[Written problem]
Give every line back verbatim, dropping all images.

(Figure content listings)
**********

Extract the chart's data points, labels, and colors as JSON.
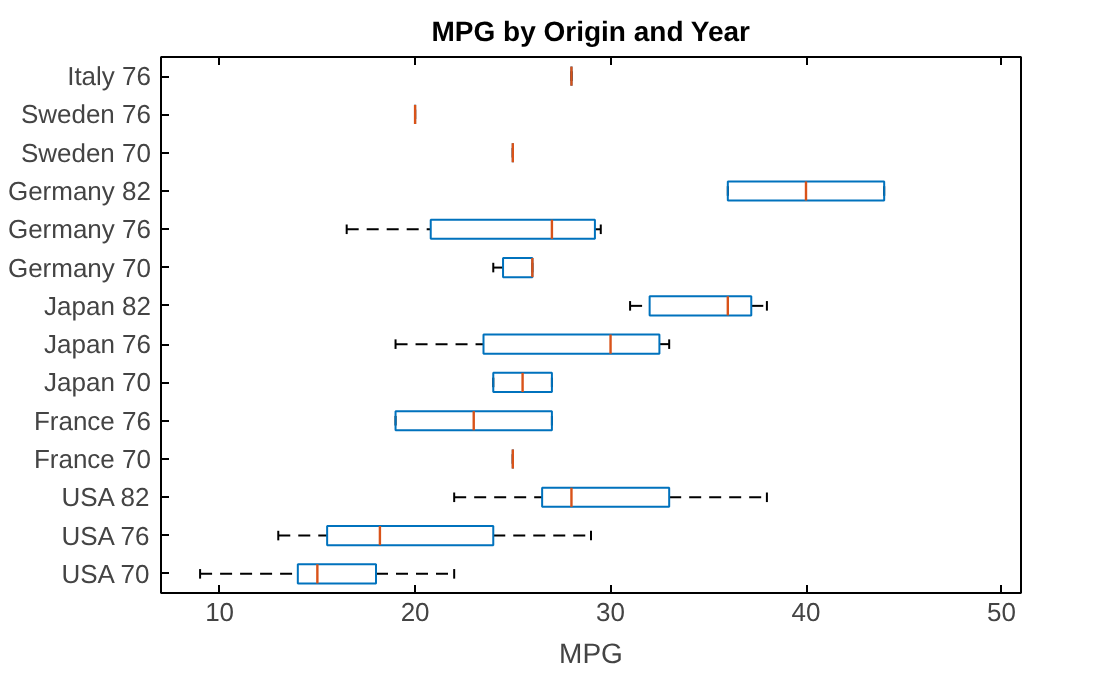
{
  "chart_data": {
    "type": "box",
    "orientation": "horizontal",
    "title": "MPG by Origin and Year",
    "xlabel": "MPG",
    "color": "#0072bd",
    "categories": [
      "Italy 76",
      "Sweden 76",
      "Sweden 70",
      "Germany 82",
      "Germany 76",
      "Germany 70",
      "Japan 82",
      "Japan 76",
      "Japan 70",
      "France 76",
      "France 70",
      "USA 82",
      "USA 76",
      "USA 70"
    ],
    "boxes": [
      {
        "low": 28,
        "q1": 28,
        "median": 28,
        "q3": 28,
        "high": 28
      },
      {
        "low": 20,
        "q1": 20,
        "median": 20,
        "q3": 20,
        "high": 20
      },
      {
        "low": 25,
        "q1": 25,
        "median": 25,
        "q3": 25,
        "high": 25
      },
      {
        "low": 36,
        "q1": 36,
        "median": 40,
        "q3": 44,
        "high": 44
      },
      {
        "low": 16.5,
        "q1": 20.8,
        "median": 27,
        "q3": 29.2,
        "high": 29.5
      },
      {
        "low": 24,
        "q1": 24.5,
        "median": 26,
        "q3": 26,
        "high": 26
      },
      {
        "low": 31,
        "q1": 32,
        "median": 36,
        "q3": 37.2,
        "high": 38
      },
      {
        "low": 19,
        "q1": 23.5,
        "median": 30,
        "q3": 32.5,
        "high": 33
      },
      {
        "low": 24,
        "q1": 24,
        "median": 25.5,
        "q3": 27,
        "high": 27
      },
      {
        "low": 19,
        "q1": 19,
        "median": 23,
        "q3": 27,
        "high": 27
      },
      {
        "low": 25,
        "q1": 25,
        "median": 25,
        "q3": 25,
        "high": 25
      },
      {
        "low": 22,
        "q1": 26.5,
        "median": 28,
        "q3": 33,
        "high": 38
      },
      {
        "low": 13,
        "q1": 15.5,
        "median": 18.2,
        "q3": 24,
        "high": 29
      },
      {
        "low": 9,
        "q1": 14,
        "median": 15,
        "q3": 18,
        "high": 22
      }
    ],
    "xlim": [
      7,
      51
    ],
    "xticks": [
      10,
      20,
      30,
      40,
      50
    ]
  }
}
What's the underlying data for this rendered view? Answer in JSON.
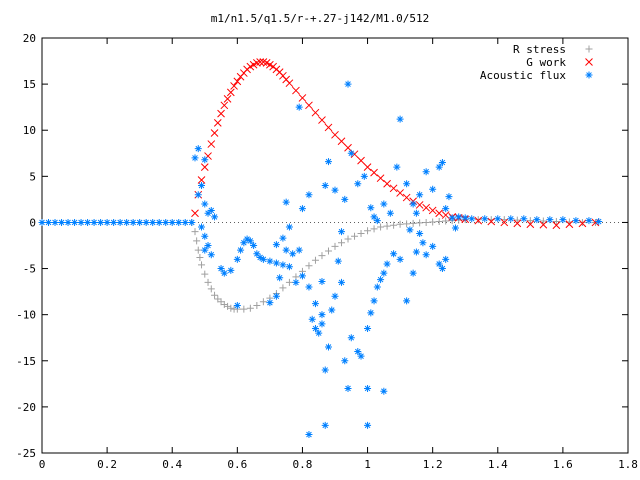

**********

[Final result]
Extract the chart's data points, labels, and colors as JSON.
{
  "chart_data": {
    "type": "box",
    "orientation": "horizontal",
    "title": "MPG by Origin and Year",
    "xlabel": "MPG",
    "color": "#0072bd",
    "categories": [
      "Italy 76",
      "Sweden 76",
      "Sweden 70",
      "Germany 82",
      "Germany 76",
      "Germany 70",
      "Japan 82",
      "Japan 76",
      "Japan 70",
      "France 76",
      "France 70",
      "USA 82",
      "USA 76",
      "USA 70"
    ],
    "boxes": [
      {
        "low": 28,
        "q1": 28,
        "median": 28,
        "q3": 28,
        "high": 28
      },
      {
        "low": 20,
        "q1": 20,
        "median": 20,
        "q3": 20,
        "high": 20
      },
      {
        "low": 25,
        "q1": 25,
        "median": 25,
        "q3": 25,
        "high": 25
      },
      {
        "low": 36,
        "q1": 36,
        "median": 40,
        "q3": 44,
        "high": 44
      },
      {
        "low": 16.5,
        "q1": 20.8,
        "median": 27,
        "q3": 29.2,
        "high": 29.5
      },
      {
        "low": 24,
        "q1": 24.5,
        "median": 26,
        "q3": 26,
        "high": 26
      },
      {
        "low": 31,
        "q1": 32,
        "median": 36,
        "q3": 37.2,
        "high": 38
      },
      {
        "low": 19,
        "q1": 23.5,
        "median": 30,
        "q3": 32.5,
        "high": 33
      },
      {
        "low": 24,
        "q1": 24,
        "median": 25.5,
        "q3": 27,
        "high": 27
      },
      {
        "low": 19,
        "q1": 19,
        "median": 23,
        "q3": 27,
        "high": 27
      },
      {
        "low": 25,
        "q1": 25,
        "median": 25,
        "q3": 25,
        "high": 25
      },
      {
        "low": 22,
        "q1": 26.5,
        "median": 28,
        "q3": 33,
        "high": 38
      },
      {
        "low": 13,
        "q1": 15.5,
        "median": 18.2,
        "q3": 24,
        "high": 29
      },
      {
        "low": 9,
        "q1": 14,
        "median": 15,
        "q3": 18,
        "high": 22
      }
    ],
    "xlim": [
      7,
      51
    ],
    "xticks": [
      10,
      20,
      30,
      40,
      50
    ]
  }
}
What's the underlying data for this rendered view? Answer in JSON.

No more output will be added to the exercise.